**LISTE DES ENREGISTREMENTS:**
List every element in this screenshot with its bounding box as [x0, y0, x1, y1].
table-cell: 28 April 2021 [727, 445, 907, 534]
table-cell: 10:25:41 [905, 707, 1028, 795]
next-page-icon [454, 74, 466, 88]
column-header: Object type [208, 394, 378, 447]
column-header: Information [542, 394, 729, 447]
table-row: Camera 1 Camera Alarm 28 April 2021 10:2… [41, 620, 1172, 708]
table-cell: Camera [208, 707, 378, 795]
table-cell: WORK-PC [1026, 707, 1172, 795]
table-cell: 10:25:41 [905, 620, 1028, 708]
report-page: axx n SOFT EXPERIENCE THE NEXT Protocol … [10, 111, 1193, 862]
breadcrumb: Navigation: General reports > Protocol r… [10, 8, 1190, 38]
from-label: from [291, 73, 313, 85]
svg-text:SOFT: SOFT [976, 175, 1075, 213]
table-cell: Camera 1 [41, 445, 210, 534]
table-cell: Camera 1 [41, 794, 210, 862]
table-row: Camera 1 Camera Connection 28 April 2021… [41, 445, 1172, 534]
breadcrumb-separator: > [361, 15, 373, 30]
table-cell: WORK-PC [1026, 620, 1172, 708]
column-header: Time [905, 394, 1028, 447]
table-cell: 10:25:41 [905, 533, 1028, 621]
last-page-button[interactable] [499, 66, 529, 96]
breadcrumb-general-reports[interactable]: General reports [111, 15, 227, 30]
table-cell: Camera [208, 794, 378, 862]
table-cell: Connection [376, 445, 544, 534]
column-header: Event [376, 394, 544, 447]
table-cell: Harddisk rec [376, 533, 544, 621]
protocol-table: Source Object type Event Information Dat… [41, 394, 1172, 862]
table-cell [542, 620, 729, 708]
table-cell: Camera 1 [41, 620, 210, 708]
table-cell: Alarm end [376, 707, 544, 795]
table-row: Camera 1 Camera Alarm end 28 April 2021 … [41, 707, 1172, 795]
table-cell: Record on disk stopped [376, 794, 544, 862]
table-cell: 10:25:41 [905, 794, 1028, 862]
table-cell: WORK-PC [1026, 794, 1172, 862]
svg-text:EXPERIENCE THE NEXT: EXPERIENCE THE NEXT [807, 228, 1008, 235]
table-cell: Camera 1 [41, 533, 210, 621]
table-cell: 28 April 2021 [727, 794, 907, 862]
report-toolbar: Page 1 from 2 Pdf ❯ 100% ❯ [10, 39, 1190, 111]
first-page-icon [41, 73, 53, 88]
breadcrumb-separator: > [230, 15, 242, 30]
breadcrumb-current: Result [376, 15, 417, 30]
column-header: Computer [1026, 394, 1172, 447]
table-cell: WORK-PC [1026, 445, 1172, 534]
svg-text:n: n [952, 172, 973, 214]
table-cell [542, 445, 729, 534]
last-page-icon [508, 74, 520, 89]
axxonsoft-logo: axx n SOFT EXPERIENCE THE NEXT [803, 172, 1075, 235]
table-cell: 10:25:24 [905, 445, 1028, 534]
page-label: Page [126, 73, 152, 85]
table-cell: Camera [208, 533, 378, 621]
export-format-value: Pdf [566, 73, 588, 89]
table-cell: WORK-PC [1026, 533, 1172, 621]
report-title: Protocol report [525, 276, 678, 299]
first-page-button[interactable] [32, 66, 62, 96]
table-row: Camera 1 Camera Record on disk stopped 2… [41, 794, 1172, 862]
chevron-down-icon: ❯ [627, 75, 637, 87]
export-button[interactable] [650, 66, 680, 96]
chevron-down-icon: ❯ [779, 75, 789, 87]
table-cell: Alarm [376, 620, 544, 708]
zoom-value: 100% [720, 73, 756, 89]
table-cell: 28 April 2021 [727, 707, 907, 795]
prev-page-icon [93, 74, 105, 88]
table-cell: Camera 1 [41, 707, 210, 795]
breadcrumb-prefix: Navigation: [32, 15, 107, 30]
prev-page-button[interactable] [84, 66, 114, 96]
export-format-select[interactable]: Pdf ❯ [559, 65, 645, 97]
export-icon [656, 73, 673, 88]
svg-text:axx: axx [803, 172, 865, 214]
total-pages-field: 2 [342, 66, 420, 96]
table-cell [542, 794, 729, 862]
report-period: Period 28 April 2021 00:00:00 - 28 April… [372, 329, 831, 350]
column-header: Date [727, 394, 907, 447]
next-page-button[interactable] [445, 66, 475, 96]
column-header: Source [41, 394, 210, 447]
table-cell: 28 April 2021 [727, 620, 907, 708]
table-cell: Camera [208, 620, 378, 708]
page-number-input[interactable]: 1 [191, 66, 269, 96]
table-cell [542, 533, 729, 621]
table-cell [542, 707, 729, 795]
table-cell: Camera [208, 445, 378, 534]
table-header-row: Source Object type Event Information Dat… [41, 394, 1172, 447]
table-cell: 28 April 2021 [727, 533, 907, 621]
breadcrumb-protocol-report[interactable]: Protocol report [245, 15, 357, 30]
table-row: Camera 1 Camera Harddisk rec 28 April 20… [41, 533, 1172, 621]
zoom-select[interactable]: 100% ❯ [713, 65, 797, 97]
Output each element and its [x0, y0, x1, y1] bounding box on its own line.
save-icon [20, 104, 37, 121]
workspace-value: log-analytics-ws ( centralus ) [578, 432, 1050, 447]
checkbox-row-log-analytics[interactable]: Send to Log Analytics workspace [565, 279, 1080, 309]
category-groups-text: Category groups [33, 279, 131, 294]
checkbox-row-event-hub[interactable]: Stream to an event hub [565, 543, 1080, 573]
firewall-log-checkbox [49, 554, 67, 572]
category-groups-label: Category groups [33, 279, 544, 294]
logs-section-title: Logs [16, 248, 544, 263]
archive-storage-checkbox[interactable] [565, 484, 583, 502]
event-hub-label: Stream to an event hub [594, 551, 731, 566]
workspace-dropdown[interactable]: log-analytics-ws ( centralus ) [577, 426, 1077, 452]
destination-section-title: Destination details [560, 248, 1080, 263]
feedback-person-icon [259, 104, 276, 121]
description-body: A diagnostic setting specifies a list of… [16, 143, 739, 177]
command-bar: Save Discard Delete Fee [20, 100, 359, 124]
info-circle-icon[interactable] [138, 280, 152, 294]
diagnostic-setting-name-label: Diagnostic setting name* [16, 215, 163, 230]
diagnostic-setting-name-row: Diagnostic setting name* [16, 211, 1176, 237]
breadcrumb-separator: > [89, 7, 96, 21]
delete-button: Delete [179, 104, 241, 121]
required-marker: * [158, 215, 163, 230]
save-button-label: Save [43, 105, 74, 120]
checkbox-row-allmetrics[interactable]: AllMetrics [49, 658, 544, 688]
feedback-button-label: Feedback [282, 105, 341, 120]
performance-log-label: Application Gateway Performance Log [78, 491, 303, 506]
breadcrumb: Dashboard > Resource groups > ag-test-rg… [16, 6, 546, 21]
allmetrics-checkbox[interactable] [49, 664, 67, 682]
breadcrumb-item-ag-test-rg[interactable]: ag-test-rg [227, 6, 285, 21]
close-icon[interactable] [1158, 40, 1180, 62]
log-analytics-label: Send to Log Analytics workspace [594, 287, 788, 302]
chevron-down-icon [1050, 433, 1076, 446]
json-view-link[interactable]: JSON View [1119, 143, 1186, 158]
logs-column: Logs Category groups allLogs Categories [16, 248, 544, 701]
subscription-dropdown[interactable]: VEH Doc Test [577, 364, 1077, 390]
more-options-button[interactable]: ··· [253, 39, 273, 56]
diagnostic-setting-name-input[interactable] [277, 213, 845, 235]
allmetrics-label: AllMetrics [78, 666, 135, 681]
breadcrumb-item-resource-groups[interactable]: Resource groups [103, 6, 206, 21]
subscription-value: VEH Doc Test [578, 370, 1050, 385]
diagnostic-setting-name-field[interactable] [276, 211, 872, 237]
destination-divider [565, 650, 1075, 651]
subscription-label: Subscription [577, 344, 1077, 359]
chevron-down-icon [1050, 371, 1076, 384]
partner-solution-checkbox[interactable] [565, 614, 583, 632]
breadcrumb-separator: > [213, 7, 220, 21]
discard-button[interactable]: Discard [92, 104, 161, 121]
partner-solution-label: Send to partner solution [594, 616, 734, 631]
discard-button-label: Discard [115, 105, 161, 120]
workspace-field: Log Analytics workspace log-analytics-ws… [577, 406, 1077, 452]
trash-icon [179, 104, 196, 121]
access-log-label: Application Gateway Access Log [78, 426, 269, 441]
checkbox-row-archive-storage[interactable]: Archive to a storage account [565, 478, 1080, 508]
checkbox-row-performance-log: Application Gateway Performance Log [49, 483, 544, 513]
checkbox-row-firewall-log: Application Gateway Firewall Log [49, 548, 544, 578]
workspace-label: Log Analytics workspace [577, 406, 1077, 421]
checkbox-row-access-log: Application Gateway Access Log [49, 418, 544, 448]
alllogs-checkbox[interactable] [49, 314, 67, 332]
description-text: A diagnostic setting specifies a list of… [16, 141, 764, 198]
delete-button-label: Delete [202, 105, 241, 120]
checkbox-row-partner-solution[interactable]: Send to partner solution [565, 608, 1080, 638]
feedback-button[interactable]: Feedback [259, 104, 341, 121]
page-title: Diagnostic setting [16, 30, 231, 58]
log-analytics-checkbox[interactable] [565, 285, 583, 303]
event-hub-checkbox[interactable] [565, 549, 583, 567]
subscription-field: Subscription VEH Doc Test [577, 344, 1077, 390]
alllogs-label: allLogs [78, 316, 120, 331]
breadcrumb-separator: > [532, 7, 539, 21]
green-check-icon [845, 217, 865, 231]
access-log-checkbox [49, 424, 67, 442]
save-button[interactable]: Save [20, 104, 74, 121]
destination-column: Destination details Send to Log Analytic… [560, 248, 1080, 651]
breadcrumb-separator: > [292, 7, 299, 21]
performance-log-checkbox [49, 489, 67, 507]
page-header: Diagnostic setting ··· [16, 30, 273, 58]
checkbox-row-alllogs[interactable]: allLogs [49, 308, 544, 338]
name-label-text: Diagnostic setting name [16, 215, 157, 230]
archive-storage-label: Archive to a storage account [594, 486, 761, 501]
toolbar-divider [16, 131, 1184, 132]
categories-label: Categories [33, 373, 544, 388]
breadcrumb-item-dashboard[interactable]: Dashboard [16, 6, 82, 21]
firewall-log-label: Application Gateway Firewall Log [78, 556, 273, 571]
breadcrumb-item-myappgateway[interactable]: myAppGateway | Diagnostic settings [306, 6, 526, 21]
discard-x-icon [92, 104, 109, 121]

**CONSIGNE:** Comptez les lignes des enregistrements ci-dessus qui contiennent la chaîne « Stream ». Donnez seulement ce nombre.

**RÉPONSE:** 2